**Task**
Every entry below should be printed exactly, without its images.
========
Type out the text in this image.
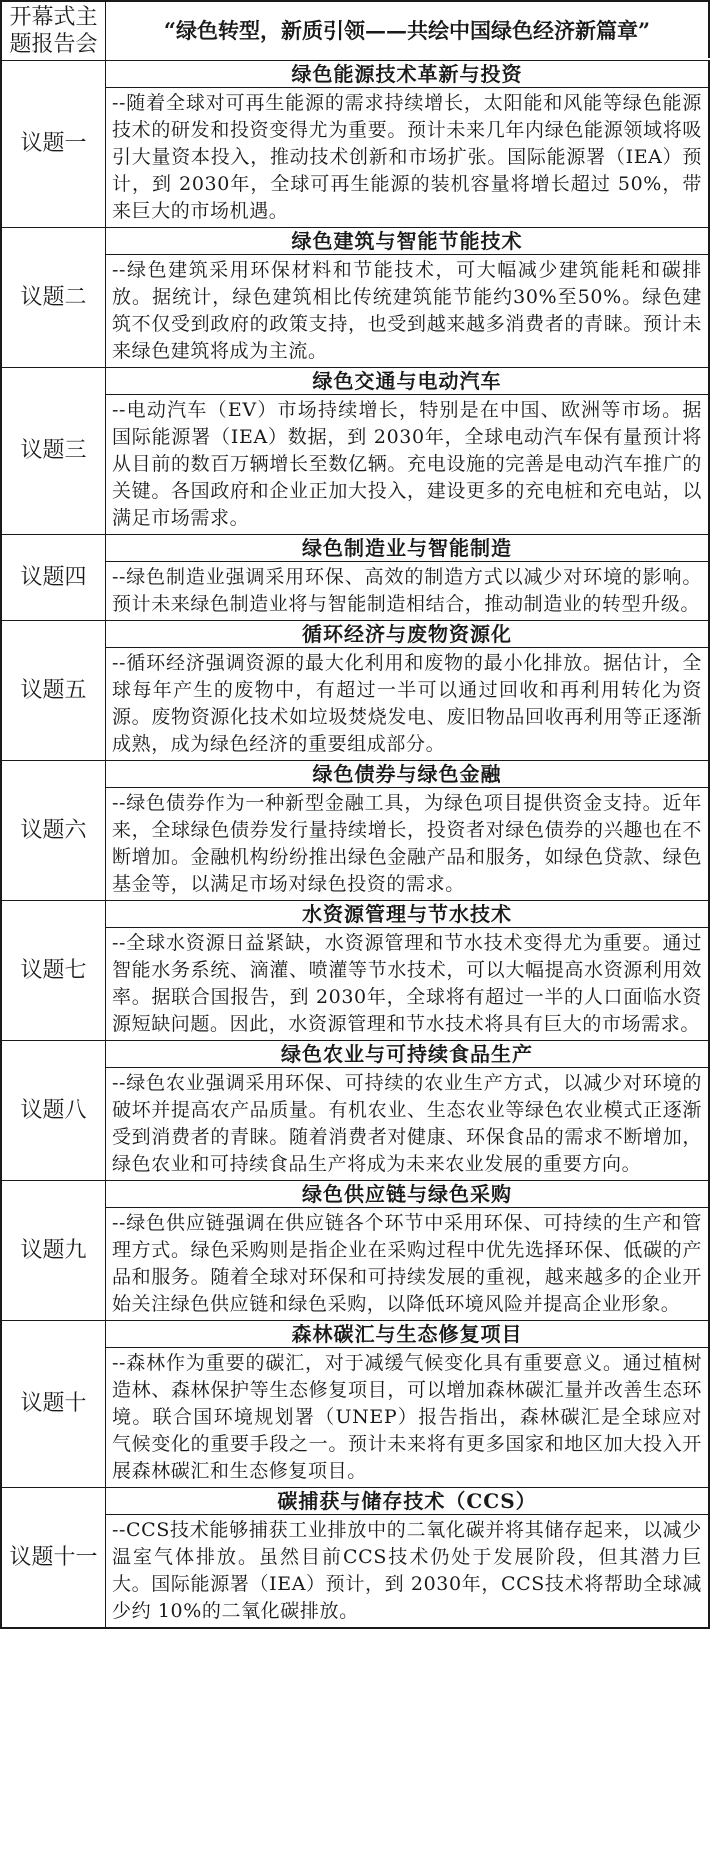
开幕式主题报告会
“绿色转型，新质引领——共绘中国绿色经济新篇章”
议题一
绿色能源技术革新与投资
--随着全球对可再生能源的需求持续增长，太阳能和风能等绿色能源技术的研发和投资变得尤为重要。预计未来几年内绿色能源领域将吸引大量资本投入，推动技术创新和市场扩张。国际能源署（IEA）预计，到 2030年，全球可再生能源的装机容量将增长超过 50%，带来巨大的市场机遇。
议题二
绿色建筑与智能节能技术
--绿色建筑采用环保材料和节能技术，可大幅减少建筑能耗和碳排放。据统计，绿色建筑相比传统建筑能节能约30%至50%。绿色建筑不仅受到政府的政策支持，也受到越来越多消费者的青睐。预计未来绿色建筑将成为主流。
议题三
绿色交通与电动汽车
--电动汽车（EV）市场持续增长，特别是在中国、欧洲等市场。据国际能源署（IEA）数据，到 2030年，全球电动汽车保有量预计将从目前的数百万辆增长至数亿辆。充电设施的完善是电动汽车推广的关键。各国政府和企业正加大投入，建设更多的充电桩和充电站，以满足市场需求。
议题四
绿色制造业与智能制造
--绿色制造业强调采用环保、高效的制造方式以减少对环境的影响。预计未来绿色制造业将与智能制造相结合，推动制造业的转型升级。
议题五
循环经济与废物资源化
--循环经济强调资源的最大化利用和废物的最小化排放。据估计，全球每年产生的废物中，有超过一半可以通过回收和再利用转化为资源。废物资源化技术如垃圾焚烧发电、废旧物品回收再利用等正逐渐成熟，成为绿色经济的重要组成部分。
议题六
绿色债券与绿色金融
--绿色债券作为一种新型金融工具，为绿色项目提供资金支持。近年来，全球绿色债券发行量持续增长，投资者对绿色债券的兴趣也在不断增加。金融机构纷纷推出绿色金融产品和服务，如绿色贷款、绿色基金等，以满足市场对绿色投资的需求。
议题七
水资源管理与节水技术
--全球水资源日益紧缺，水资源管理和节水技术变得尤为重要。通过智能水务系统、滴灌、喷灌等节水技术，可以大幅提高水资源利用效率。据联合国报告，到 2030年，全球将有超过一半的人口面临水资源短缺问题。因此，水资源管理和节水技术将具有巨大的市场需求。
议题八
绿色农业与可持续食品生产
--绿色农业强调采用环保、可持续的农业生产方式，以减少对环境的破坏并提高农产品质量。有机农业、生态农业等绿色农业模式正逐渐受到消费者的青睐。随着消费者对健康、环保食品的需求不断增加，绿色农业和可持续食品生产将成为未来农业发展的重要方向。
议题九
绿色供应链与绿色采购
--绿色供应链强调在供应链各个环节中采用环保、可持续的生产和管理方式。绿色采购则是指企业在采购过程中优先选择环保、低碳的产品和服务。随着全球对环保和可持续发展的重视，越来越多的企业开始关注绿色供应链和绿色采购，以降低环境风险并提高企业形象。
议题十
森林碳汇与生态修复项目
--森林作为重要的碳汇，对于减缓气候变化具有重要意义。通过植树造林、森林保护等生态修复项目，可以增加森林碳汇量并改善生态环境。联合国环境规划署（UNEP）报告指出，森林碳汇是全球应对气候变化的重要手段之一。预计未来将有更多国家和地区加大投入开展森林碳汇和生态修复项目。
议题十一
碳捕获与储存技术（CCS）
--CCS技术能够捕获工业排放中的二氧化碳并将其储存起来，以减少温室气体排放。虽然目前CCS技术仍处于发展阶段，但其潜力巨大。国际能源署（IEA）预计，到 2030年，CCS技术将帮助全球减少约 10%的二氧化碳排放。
========
**Right answer**
Type out the text in this image.
开幕式主题报告会
“绿色转型，新质引领——共绘中国绿色经济新篇章”
议题一
绿色能源技术革新与投资
--随着全球对可再生能源的需求持续增长，太阳能和风能等绿色能源技术的研发和投资变得尤为重要。预计未来几年内绿色能源领域将吸引大量资本投入，推动技术创新和市场扩张。国际能源署（IEA）预计，到 2030年，全球可再生能源的装机容量将增长超过 50%，带来巨大的市场机遇。
议题二
绿色建筑与智能节能技术
--绿色建筑采用环保材料和节能技术，可大幅减少建筑能耗和碳排放。据统计，绿色建筑相比传统建筑能节能约30%至50%。绿色建筑不仅受到政府的政策支持，也受到越来越多消费者的青睐。预计未来绿色建筑将成为主流。
议题三
绿色交通与电动汽车
--电动汽车（EV）市场持续增长，特别是在中国、欧洲等市场。据国际能源署（IEA）数据，到 2030年，全球电动汽车保有量预计将从目前的数百万辆增长至数亿辆。充电设施的完善是电动汽车推广的关键。各国政府和企业正加大投入，建设更多的充电桩和充电站，以满足市场需求。
议题四
绿色制造业与智能制造
--绿色制造业强调采用环保、高效的制造方式以减少对环境的影响。预计未来绿色制造业将与智能制造相结合，推动制造业的转型升级。
议题五
循环经济与废物资源化
--循环经济强调资源的最大化利用和废物的最小化排放。据估计，全球每年产生的废物中，有超过一半可以通过回收和再利用转化为资源。废物资源化技术如垃圾焚烧发电、废旧物品回收再利用等正逐渐成熟，成为绿色经济的重要组成部分。
议题六
绿色债券与绿色金融
--绿色债券作为一种新型金融工具，为绿色项目提供资金支持。近年来，全球绿色债券发行量持续增长，投资者对绿色债券的兴趣也在不断增加。金融机构纷纷推出绿色金融产品和服务，如绿色贷款、绿色基金等，以满足市场对绿色投资的需求。
议题七
水资源管理与节水技术
--全球水资源日益紧缺，水资源管理和节水技术变得尤为重要。通过智能水务系统、滴灌、喷灌等节水技术，可以大幅提高水资源利用效率。据联合国报告，到 2030年，全球将有超过一半的人口面临水资源短缺问题。因此，水资源管理和节水技术将具有巨大的市场需求。
议题八
绿色农业与可持续食品生产
--绿色农业强调采用环保、可持续的农业生产方式，以减少对环境的破坏并提高农产品质量。有机农业、生态农业等绿色农业模式正逐渐受到消费者的青睐。随着消费者对健康、环保食品的需求不断增加，绿色农业和可持续食品生产将成为未来农业发展的重要方向。
议题九
绿色供应链与绿色采购
--绿色供应链强调在供应链各个环节中采用环保、可持续的生产和管理方式。绿色采购则是指企业在采购过程中优先选择环保、低碳的产品和服务。随着全球对环保和可持续发展的重视，越来越多的企业开始关注绿色供应链和绿色采购，以降低环境风险并提高企业形象。
议题十
森林碳汇与生态修复项目
--森林作为重要的碳汇，对于减缓气候变化具有重要意义。通过植树造林、森林保护等生态修复项目，可以增加森林碳汇量并改善生态环境。联合国环境规划署（UNEP）报告指出，森林碳汇是全球应对气候变化的重要手段之一。预计未来将有更多国家和地区加大投入开展森林碳汇和生态修复项目。
议题十一
碳捕获与储存技术（CCS）
--CCS技术能够捕获工业排放中的二氧化碳并将其储存起来，以减少温室气体排放。虽然目前CCS技术仍处于发展阶段，但其潜力巨大。国际能源署（IEA）预计，到 2030年，CCS技术将帮助全球减少约 10%的二氧化碳排放。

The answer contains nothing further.